_THE TASK_
Retype all the entries word for word, but omit the pictures.
•••••
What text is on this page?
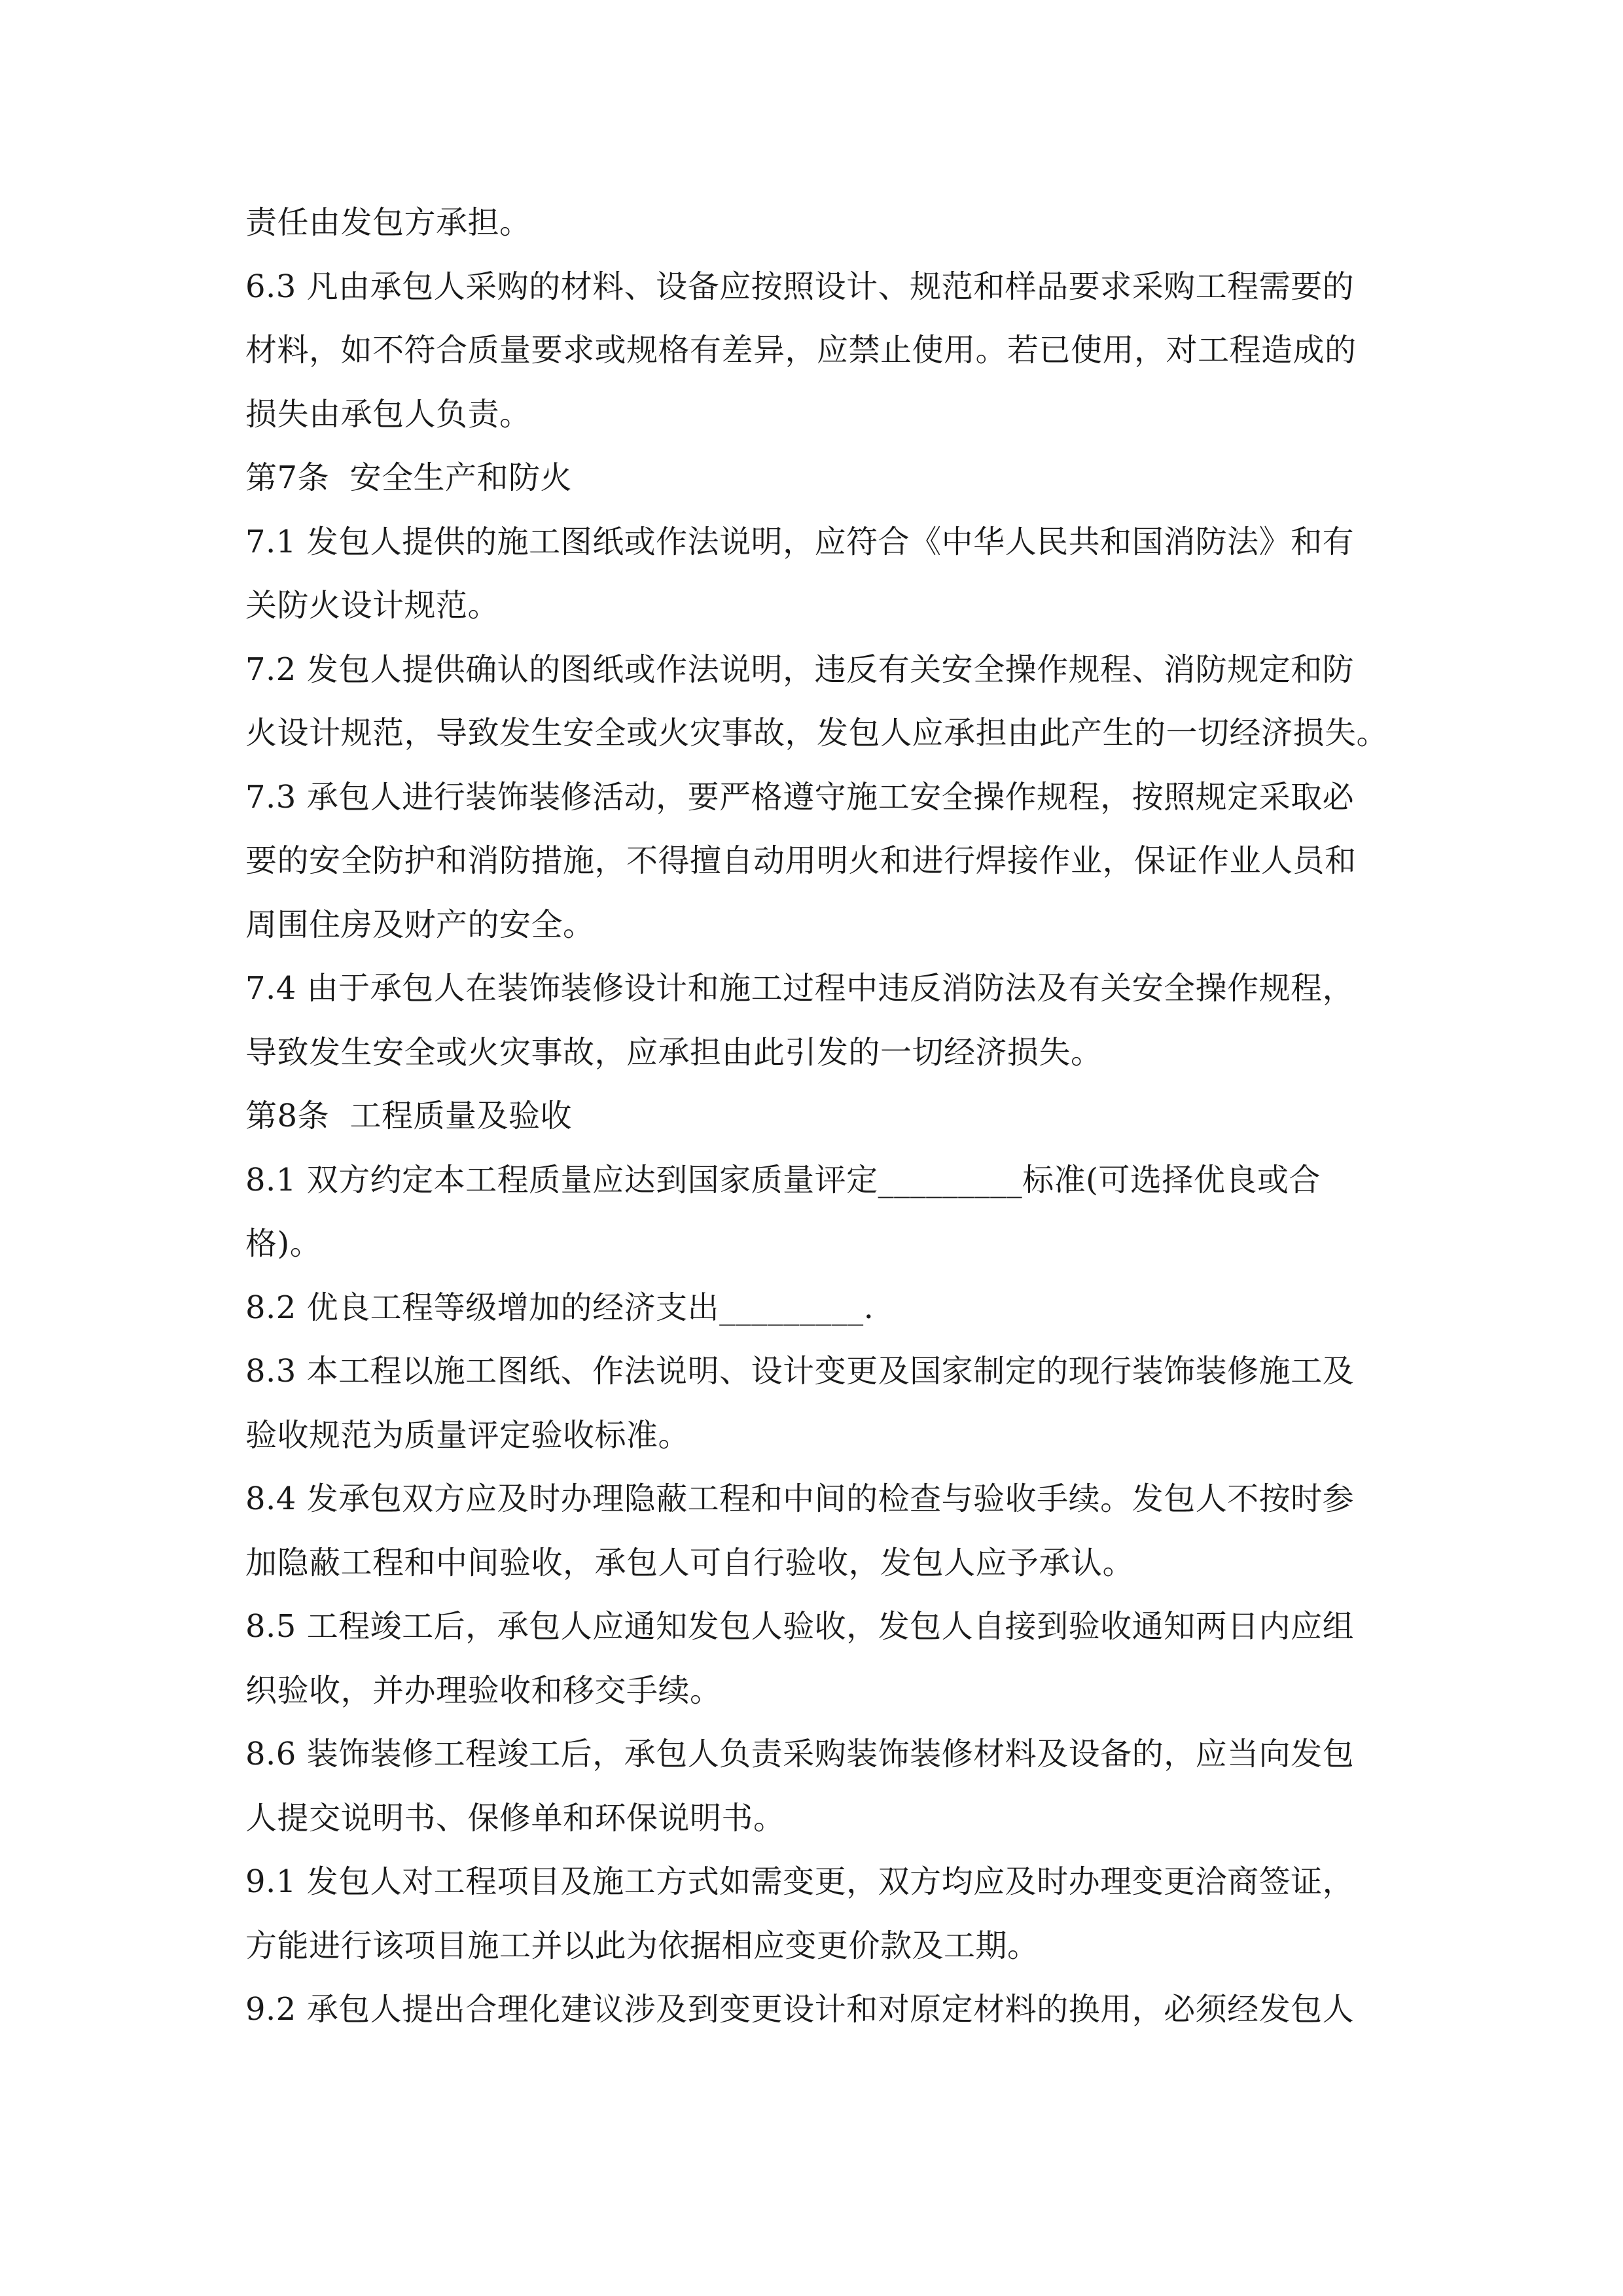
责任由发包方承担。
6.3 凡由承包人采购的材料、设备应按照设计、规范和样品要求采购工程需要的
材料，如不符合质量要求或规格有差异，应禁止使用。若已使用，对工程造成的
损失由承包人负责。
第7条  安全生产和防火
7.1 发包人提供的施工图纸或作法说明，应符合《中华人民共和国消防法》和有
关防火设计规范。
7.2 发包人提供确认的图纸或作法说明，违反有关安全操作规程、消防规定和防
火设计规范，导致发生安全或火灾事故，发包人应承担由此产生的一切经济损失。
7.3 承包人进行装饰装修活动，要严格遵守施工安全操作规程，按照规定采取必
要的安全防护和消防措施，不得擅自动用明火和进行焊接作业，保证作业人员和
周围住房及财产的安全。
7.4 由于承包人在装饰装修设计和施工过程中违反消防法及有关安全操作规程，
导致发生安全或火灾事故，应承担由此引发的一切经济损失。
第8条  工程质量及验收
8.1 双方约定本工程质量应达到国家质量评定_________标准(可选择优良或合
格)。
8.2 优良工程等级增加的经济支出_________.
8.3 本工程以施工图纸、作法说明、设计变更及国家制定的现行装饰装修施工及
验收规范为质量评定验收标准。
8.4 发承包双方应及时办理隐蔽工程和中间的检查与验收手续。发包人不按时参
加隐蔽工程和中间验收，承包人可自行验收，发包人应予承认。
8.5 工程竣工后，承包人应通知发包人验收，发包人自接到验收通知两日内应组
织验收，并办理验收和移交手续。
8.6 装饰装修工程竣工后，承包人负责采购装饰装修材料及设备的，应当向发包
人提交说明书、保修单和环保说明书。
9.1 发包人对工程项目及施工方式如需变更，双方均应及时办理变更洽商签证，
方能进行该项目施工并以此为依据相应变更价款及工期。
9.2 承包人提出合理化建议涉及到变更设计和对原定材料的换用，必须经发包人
•••••
_WRITTEN REPLY_
What text is on this page?
责任由发包方承担。
6.3 凡由承包人采购的材料、设备应按照设计、规范和样品要求采购工程需要的
材料，如不符合质量要求或规格有差异，应禁止使用。若已使用，对工程造成的
损失由承包人负责。
第7条  安全生产和防火
7.1 发包人提供的施工图纸或作法说明，应符合《中华人民共和国消防法》和有
关防火设计规范。
7.2 发包人提供确认的图纸或作法说明，违反有关安全操作规程、消防规定和防
火设计规范，导致发生安全或火灾事故，发包人应承担由此产生的一切经济损失。
7.3 承包人进行装饰装修活动，要严格遵守施工安全操作规程，按照规定采取必
要的安全防护和消防措施，不得擅自动用明火和进行焊接作业，保证作业人员和
周围住房及财产的安全。
7.4 由于承包人在装饰装修设计和施工过程中违反消防法及有关安全操作规程，
导致发生安全或火灾事故，应承担由此引发的一切经济损失。
第8条  工程质量及验收
8.1 双方约定本工程质量应达到国家质量评定_________标准(可选择优良或合
格)。
8.2 优良工程等级增加的经济支出_________.
8.3 本工程以施工图纸、作法说明、设计变更及国家制定的现行装饰装修施工及
验收规范为质量评定验收标准。
8.4 发承包双方应及时办理隐蔽工程和中间的检查与验收手续。发包人不按时参
加隐蔽工程和中间验收，承包人可自行验收，发包人应予承认。
8.5 工程竣工后，承包人应通知发包人验收，发包人自接到验收通知两日内应组
织验收，并办理验收和移交手续。
8.6 装饰装修工程竣工后，承包人负责采购装饰装修材料及设备的，应当向发包
人提交说明书、保修单和环保说明书。
9.1 发包人对工程项目及施工方式如需变更，双方均应及时办理变更洽商签证，
方能进行该项目施工并以此为依据相应变更价款及工期。
9.2 承包人提出合理化建议涉及到变更设计和对原定材料的换用，必须经发包人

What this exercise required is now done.